===== SUPPLIED TEXT =====

If you’ve ever typed an email in English and then second-guessed every comma, you’ve probably heard of Grammarly. It’s been around for over a decade, but in 2026 the AI writing space is crowded with cheaper and free alternatives. So the real question for Indian users isn’t “does Grammarly work” — it’s “does Grammarly still deserve a spot on your laptop when ChatGPT and Notion AI can write entire paragraphs for free?”
We used Grammarly daily for three weeks across emails, college assignments, LinkedIn posts, and freelance client work to find out.
What Is Grammarly and Who Is It Actually For?
Grammarly is a real-time writing assistant that checks grammar, spelling, tone, clarity, and plagiarism as you type — in Gmail, Google Docs, Word, LinkedIn, and almost anywhere else you write in a browser. Unlike ChatGPT, it doesn’t generate content from scratch; it improves what you’ve already written. That distinction matters a lot for students submitting original assignments and professionals who need to sound polished without sounding like a chatbot wrote their email.
It’s best suited for: students writing assignments and SOPs, professionals sending client emails, content writers polishing drafts, and anyone whose second language is English but who writes in it daily for work.
Grammarly’s Key Features in 2026
- Tone Detector — flags when your email sounds too blunt, too casual, or passive-aggressive before you hit send.
- Generative AI prompts — built-in rewriting, shortening, and “make this more confident” commands inside the same sidebar.
- Plagiarism checker — useful for students submitting assignments that go through university plagiarism software.
- Clarity and conciseness scoring — gives you a readability score similar to Hemingway App, but live as you type.
- Browser, desktop, and mobile keyboard support — it follows you into WhatsApp Web and Instagram DMs too, which is either useful or slightly unsettling depending on your point of view.
Grammarly Pricing in India: Is It Worth the Rupees?

===== DATA RECORDS =====

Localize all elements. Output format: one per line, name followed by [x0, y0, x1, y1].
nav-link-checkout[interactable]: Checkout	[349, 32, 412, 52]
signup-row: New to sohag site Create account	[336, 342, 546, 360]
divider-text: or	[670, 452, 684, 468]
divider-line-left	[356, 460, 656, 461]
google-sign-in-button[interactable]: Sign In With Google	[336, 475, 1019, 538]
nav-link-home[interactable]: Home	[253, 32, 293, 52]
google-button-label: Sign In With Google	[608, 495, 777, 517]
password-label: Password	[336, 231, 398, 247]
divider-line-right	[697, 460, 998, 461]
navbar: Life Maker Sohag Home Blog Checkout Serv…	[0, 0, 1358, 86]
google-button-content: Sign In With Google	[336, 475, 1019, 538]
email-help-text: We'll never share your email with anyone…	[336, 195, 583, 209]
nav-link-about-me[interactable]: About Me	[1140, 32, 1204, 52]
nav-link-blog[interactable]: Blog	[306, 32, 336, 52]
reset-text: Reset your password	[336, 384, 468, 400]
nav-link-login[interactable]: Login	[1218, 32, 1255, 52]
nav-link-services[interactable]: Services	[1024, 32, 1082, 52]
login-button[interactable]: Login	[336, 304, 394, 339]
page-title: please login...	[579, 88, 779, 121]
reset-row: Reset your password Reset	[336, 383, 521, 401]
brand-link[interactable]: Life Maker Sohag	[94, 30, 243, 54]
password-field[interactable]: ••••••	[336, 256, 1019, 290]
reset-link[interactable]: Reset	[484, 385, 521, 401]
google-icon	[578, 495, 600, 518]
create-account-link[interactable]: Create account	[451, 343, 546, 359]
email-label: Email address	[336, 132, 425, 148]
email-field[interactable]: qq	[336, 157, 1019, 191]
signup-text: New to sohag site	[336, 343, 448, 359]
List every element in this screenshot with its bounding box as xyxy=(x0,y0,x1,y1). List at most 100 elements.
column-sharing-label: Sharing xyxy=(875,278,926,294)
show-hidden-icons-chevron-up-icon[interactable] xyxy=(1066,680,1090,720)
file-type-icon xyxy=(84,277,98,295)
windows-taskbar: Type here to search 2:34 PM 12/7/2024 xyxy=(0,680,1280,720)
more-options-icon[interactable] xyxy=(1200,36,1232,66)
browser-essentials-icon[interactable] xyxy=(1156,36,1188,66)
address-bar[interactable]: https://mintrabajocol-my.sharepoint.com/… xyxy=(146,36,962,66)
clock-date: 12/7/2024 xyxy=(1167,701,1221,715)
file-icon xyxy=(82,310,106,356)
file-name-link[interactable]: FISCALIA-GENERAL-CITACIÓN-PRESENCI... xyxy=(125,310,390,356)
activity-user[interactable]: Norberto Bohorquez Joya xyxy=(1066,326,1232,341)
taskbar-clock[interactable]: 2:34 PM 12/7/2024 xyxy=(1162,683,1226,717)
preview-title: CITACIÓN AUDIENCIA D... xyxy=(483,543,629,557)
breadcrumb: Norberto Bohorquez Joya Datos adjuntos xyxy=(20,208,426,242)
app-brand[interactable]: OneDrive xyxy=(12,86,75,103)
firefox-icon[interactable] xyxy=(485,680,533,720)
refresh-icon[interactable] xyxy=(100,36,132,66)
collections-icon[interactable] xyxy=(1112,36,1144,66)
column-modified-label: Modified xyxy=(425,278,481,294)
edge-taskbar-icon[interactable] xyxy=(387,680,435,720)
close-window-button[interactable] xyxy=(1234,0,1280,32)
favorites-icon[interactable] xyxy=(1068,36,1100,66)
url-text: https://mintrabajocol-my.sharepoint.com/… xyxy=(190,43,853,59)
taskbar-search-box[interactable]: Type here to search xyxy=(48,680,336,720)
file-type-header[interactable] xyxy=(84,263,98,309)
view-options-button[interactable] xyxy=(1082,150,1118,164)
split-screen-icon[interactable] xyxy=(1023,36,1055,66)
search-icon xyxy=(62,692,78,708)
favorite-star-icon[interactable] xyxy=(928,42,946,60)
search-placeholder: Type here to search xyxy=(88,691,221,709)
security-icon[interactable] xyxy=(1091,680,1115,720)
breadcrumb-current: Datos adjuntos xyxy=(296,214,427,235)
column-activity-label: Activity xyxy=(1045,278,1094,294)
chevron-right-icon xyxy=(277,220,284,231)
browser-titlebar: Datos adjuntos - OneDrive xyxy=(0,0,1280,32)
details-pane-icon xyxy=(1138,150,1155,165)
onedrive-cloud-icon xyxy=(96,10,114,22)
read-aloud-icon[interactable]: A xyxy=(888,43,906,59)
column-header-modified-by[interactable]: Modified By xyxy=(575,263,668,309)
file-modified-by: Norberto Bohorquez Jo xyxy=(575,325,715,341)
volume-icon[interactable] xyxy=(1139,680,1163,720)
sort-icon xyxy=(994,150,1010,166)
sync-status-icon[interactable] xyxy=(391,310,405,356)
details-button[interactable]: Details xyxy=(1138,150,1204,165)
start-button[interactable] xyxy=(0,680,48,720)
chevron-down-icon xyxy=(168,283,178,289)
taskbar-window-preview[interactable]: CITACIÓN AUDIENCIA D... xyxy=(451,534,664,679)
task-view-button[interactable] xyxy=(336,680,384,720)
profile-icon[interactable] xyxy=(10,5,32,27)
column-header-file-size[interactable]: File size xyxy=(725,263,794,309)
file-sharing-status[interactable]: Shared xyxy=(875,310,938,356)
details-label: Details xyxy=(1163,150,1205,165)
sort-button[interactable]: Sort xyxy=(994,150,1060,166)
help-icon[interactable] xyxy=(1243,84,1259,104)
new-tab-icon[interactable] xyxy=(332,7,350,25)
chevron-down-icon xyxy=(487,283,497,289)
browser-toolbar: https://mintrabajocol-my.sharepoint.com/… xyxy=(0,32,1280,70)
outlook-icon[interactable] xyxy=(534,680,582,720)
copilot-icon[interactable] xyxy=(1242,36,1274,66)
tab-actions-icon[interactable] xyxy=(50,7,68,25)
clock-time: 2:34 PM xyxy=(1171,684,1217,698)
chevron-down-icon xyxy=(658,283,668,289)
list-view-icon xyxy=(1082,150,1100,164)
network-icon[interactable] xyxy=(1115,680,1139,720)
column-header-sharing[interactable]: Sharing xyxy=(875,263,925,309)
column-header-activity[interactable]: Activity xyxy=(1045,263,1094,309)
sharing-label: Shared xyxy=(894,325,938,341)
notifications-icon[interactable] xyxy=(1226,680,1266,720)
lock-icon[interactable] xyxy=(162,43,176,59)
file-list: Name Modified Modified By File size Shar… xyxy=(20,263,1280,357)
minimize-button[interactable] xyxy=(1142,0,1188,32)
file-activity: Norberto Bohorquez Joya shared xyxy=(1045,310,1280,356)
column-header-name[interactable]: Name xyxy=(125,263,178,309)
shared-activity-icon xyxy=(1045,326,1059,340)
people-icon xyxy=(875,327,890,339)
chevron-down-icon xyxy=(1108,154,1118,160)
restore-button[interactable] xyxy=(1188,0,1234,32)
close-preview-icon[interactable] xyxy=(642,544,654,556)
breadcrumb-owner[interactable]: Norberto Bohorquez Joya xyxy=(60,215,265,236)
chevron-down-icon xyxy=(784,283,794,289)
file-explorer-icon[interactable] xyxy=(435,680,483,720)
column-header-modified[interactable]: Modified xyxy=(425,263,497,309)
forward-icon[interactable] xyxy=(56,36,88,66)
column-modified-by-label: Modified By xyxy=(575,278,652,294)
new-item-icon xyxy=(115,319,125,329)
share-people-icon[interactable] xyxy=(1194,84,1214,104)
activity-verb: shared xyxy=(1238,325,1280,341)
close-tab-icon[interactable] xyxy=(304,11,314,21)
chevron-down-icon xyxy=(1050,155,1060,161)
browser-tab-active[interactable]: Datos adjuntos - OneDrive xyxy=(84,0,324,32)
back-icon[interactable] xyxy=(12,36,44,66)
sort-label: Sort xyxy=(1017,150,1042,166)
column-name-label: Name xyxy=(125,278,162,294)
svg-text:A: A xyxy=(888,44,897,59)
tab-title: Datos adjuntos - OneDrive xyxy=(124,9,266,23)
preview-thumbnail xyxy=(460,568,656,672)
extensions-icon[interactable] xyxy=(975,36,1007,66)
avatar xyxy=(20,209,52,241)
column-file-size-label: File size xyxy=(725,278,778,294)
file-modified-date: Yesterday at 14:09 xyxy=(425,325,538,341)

=====

## ACTIONS TO TAKE
**a.** Name each feature listed under the heading "Grammarly's Key Features in 2026" in the Grammarly review.
**b.** Reproduce a passage of the Grammarly review word for word. Begin at the words "It’s best suited" and stop after "as you type.".

## LIST OF SOLUTIONS
**a.**
- Tone Detector
- Generative AI prompts
- Plagiarism checker
- Clarity and conciseness scoring
- Browser, desktop, and mobile keyboard support

**b.**
It’s best suited for: students writing assignments and SOPs, professionals sending client emails, content writers polishing drafts, and anyone whose second language is English but who writes in it daily for work.
Grammarly’s Key Features in 2026
- Tone Detector — flags when your email sounds too blunt, too casual, or passive-aggressive before you hit send.
- Generative AI prompts — built-in rewriting, shortening, and “make this more confident” commands inside the same sidebar.
- Plagiarism checker — useful for students submitting assignments that go through university plagiarism software.
- Clarity and conciseness scoring — gives you a readability score similar to Hemingway App, but live as you type.